◆ **Rows**
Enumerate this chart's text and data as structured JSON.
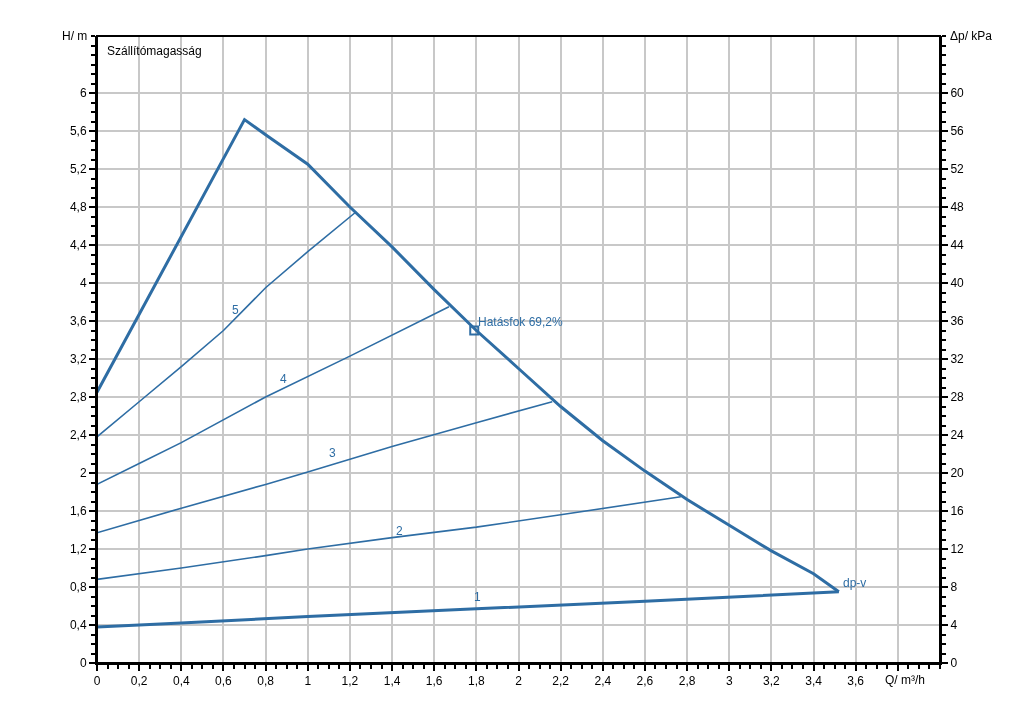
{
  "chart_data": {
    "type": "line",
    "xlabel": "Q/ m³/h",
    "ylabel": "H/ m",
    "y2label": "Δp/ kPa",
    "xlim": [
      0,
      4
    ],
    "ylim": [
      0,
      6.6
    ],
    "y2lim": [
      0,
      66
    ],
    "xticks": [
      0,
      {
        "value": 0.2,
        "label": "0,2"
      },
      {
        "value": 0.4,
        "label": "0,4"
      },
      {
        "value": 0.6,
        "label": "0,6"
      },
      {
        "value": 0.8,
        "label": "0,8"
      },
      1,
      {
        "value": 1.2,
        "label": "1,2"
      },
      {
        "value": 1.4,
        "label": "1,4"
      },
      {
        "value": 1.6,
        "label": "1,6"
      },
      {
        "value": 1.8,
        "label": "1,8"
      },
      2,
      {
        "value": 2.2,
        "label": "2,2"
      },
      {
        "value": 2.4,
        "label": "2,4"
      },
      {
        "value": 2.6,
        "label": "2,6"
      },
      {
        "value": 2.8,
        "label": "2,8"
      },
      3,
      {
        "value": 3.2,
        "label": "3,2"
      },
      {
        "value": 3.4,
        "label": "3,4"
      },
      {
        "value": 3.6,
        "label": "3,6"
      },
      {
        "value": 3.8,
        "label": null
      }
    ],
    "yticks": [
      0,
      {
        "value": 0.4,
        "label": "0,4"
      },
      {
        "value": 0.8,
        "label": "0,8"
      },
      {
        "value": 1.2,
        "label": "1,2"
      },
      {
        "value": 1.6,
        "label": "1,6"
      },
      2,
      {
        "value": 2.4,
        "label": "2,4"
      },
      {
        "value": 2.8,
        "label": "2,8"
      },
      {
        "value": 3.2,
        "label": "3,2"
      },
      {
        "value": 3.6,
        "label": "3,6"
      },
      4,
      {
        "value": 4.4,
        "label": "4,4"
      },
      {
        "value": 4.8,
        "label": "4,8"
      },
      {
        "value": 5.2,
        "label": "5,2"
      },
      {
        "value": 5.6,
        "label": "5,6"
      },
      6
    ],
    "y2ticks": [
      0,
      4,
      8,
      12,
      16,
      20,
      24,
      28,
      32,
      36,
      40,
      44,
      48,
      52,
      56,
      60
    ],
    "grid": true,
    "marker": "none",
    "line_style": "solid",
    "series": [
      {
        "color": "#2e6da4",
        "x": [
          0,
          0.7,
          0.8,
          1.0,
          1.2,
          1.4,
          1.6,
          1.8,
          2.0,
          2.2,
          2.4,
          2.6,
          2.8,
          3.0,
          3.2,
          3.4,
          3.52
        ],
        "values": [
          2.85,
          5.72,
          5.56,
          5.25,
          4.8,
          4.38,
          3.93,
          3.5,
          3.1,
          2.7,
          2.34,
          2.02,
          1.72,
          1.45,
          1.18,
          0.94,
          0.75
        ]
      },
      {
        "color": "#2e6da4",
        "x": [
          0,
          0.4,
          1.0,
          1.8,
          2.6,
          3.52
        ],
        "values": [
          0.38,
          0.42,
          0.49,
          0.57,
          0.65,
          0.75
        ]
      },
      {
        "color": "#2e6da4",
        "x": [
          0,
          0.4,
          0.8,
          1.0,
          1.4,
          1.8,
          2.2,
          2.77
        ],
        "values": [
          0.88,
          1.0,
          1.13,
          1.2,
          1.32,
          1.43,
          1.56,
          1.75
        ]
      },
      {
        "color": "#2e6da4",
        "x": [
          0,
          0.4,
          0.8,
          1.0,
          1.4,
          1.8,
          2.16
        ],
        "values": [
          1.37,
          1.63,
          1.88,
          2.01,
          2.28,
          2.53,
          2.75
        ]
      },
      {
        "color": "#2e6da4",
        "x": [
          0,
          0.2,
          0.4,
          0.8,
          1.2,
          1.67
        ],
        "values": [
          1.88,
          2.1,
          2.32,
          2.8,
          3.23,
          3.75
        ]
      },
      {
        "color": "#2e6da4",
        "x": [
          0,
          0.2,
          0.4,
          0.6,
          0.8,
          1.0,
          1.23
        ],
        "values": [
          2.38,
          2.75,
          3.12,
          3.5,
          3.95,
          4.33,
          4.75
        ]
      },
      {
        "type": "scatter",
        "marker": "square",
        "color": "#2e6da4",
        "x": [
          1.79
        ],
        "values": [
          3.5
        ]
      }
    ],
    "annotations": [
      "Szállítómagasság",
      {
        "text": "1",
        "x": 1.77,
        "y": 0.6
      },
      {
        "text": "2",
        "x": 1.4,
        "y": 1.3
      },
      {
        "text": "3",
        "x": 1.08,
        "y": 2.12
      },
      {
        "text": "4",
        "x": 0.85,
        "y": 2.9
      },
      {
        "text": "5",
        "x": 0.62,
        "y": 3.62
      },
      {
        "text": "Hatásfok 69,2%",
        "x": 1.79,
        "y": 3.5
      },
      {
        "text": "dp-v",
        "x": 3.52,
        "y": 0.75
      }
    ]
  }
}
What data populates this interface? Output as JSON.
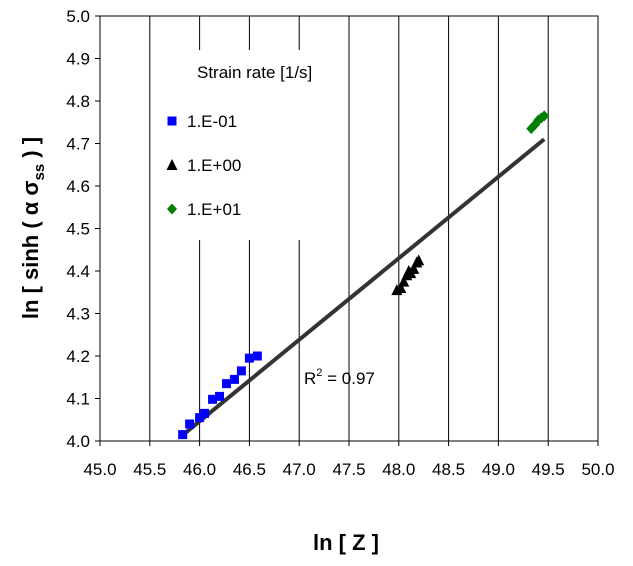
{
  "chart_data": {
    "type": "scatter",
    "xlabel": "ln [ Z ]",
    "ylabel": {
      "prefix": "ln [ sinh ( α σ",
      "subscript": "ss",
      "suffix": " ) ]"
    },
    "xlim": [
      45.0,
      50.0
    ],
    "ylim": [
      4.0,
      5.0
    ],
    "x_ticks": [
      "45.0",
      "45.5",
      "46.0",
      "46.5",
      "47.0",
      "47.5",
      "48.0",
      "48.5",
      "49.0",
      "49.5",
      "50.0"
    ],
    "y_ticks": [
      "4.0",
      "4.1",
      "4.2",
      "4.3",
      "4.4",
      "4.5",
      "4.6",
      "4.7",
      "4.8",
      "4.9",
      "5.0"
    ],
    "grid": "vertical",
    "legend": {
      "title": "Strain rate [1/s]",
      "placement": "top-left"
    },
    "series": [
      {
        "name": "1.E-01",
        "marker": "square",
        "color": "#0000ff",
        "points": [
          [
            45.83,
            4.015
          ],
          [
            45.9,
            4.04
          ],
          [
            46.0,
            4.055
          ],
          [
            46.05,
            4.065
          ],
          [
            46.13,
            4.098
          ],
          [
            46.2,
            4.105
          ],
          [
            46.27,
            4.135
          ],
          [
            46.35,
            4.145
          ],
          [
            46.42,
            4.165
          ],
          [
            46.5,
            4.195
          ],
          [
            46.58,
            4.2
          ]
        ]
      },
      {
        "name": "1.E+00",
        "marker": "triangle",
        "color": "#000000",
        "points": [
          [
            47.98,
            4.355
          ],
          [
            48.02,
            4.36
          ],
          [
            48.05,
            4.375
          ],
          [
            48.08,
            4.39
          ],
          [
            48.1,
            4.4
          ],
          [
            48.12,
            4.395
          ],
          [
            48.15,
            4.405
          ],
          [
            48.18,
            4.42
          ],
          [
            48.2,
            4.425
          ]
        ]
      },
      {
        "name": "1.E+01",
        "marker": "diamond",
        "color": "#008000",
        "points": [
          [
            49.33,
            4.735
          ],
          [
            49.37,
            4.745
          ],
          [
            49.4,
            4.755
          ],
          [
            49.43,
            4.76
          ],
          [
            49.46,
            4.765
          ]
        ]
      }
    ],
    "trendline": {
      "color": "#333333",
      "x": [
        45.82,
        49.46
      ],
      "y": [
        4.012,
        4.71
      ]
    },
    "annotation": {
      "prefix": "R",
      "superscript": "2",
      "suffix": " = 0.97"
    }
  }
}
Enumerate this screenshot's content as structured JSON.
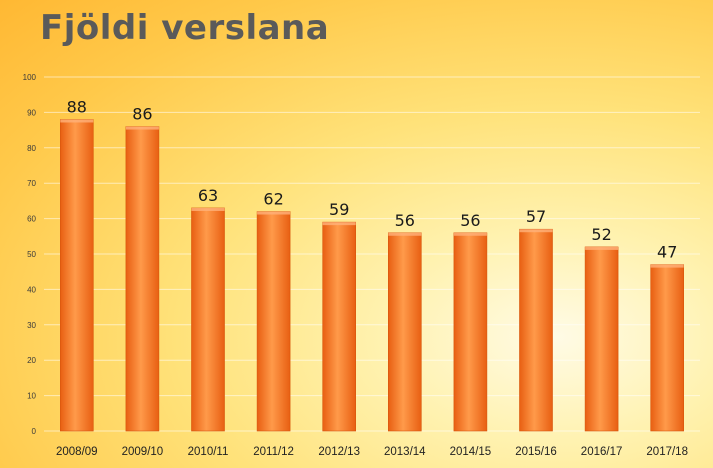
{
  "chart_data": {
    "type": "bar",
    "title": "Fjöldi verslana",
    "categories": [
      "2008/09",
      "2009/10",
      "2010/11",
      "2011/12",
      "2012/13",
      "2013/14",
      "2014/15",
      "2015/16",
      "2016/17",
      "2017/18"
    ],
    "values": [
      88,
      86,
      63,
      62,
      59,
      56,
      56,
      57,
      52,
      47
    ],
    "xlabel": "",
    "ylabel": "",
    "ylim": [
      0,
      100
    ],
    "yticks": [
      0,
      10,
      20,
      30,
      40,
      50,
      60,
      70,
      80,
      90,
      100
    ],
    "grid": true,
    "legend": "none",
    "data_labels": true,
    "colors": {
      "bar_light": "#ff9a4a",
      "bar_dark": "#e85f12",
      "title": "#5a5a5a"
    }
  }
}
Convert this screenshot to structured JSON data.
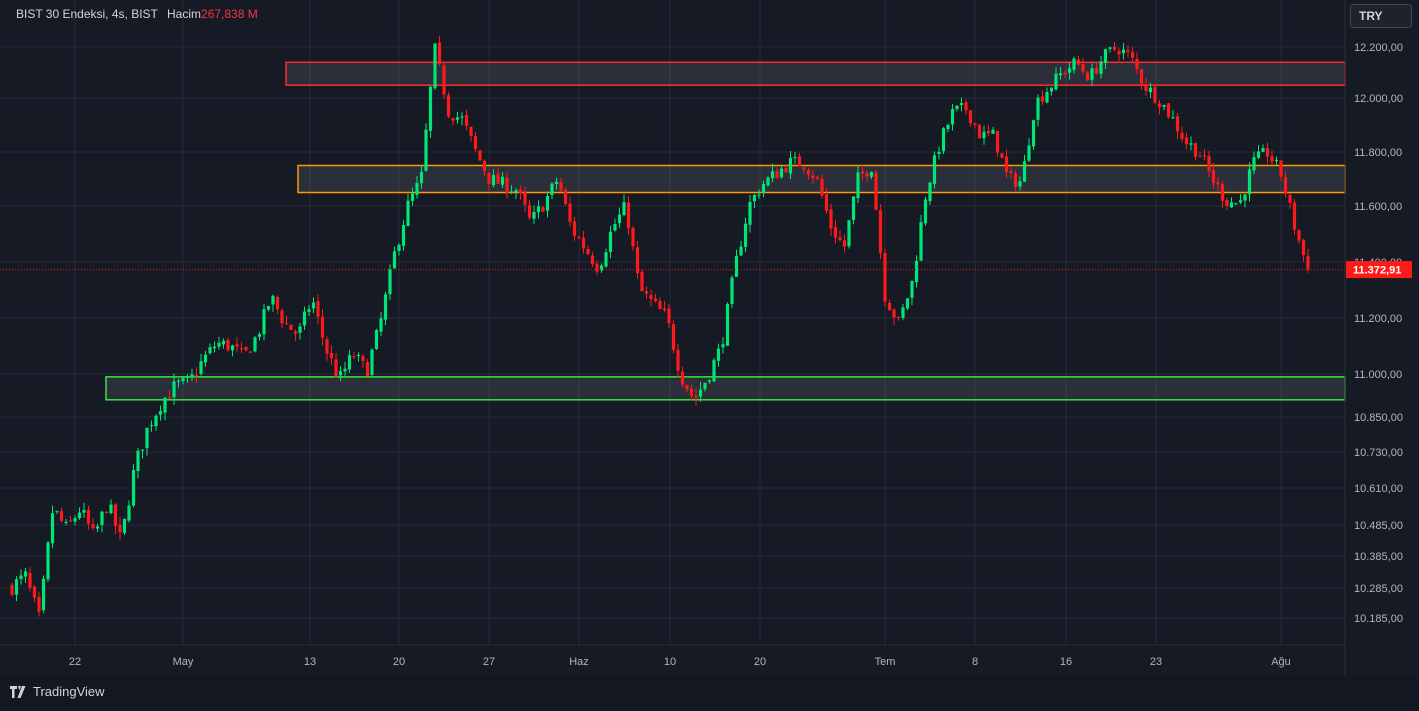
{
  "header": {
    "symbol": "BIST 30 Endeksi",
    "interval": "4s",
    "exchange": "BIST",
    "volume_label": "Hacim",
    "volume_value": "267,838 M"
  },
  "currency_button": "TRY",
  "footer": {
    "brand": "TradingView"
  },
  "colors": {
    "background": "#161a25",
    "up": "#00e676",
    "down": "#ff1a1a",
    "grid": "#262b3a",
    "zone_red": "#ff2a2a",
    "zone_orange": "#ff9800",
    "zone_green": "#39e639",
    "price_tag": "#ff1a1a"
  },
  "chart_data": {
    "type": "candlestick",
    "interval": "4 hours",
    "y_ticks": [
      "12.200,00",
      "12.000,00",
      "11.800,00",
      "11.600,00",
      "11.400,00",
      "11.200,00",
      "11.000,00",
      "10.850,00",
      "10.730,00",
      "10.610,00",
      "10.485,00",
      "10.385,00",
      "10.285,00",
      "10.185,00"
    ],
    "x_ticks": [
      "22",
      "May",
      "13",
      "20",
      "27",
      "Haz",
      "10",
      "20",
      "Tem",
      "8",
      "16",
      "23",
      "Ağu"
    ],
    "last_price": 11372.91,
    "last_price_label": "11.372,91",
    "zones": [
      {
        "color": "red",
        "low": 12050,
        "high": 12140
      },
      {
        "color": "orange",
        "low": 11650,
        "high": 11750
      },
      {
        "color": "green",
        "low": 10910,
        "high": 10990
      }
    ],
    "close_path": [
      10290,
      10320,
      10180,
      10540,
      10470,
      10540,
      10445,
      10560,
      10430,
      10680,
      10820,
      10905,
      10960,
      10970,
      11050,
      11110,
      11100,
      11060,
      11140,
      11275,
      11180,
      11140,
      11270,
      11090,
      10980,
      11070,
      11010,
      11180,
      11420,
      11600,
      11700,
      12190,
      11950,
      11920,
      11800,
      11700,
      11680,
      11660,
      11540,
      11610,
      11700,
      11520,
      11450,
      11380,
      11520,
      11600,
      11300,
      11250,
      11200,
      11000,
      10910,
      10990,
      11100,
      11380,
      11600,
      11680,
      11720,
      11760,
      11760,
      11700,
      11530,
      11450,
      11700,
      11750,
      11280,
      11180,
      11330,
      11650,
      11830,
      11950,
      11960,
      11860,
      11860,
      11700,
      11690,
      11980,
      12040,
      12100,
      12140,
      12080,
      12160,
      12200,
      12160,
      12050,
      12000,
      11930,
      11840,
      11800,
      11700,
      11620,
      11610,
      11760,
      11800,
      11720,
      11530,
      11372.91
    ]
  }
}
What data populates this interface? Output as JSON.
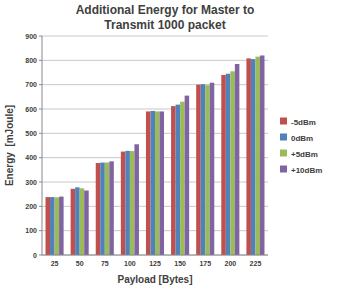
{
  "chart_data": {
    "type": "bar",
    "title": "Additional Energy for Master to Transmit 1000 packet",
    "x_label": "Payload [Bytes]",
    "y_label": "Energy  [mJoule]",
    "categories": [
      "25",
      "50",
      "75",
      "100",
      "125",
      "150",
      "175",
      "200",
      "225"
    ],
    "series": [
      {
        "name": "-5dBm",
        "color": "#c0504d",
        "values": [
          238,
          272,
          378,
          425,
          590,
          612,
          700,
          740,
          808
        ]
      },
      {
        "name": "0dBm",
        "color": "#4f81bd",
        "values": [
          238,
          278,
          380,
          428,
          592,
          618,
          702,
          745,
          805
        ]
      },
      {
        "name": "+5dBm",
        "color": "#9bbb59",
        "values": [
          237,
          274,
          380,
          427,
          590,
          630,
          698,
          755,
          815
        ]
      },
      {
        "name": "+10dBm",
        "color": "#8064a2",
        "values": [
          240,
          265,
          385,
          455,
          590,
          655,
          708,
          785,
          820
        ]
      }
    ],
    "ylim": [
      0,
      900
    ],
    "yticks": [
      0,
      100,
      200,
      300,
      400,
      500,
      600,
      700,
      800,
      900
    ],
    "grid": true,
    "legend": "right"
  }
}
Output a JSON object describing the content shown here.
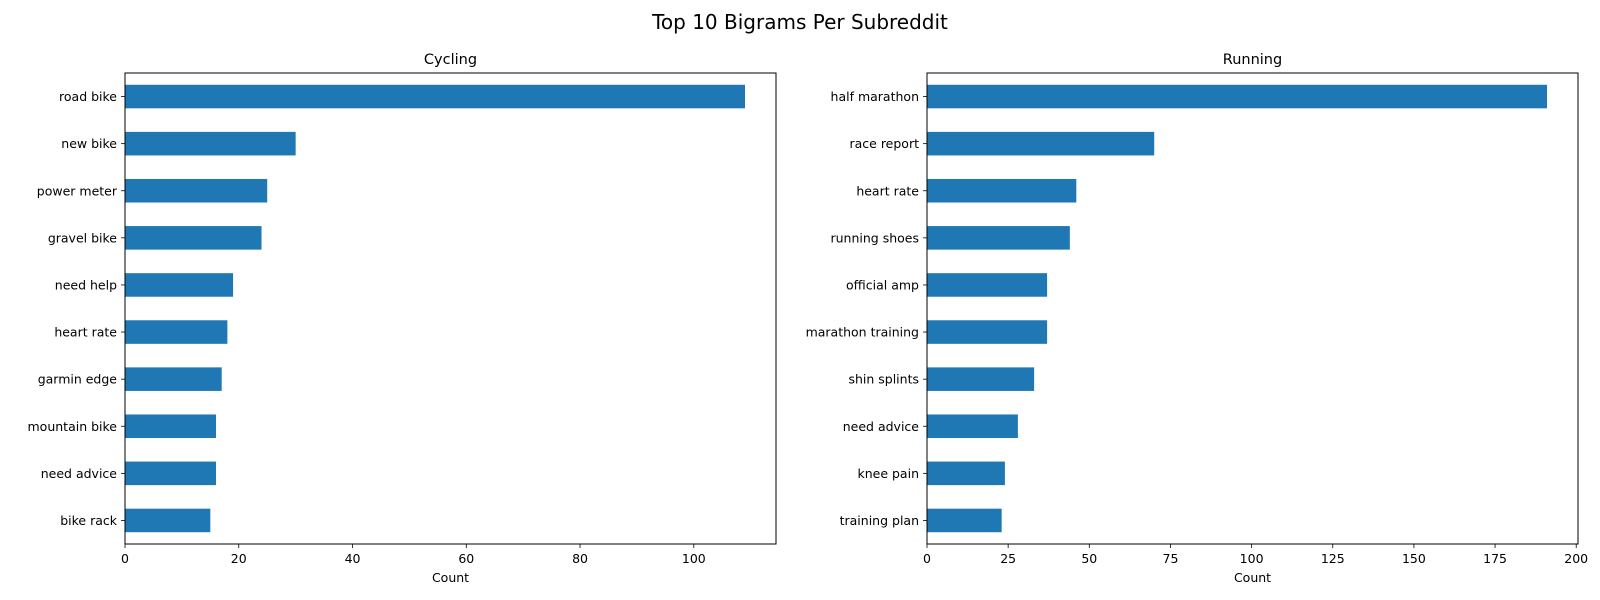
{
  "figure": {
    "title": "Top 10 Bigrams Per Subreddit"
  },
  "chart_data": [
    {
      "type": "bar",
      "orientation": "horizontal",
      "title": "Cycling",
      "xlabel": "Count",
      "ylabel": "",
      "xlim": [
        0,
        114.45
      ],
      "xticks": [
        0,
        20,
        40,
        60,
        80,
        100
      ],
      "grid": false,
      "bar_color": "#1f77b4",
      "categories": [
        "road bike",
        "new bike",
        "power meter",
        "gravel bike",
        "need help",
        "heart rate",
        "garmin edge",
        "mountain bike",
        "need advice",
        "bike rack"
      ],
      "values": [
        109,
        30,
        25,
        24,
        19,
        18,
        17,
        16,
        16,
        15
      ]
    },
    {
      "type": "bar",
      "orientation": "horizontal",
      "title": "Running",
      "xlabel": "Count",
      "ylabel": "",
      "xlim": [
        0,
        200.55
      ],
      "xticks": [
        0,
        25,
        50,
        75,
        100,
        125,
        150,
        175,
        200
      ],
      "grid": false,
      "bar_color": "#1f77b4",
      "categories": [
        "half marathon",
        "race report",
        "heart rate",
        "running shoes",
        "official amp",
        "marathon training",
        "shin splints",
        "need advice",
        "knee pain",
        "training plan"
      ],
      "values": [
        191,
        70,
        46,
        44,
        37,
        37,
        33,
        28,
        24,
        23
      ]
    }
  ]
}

◆ **Do this**
Extract every line above containing the word "bike".

◆ **Result**
        "road bike",
        "new bike",
        "gravel bike",
        "mountain bike",
        "bike rack"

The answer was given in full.